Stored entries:
=-=-=-=-=

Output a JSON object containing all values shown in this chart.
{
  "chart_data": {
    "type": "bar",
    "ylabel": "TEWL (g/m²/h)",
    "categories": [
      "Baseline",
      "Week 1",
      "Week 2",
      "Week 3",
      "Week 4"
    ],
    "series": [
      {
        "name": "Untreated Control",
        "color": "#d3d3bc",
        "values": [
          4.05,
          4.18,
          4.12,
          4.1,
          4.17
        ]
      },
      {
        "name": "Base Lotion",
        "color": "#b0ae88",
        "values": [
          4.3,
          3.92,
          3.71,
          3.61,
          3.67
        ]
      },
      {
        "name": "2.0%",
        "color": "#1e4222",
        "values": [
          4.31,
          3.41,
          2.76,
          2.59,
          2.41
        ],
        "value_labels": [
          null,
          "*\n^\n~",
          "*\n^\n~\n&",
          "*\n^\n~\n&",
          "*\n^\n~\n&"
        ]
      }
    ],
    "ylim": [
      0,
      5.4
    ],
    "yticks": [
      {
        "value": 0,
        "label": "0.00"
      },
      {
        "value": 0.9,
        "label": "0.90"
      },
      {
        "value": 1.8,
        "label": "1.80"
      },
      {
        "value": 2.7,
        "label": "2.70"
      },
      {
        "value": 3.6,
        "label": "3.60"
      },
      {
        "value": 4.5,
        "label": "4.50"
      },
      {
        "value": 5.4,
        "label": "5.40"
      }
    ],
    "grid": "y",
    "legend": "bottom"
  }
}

=-=-=-=-=

Say how many lines in the entries contain the string "name", and leave out everything else.

▶ [Answer for the task] 3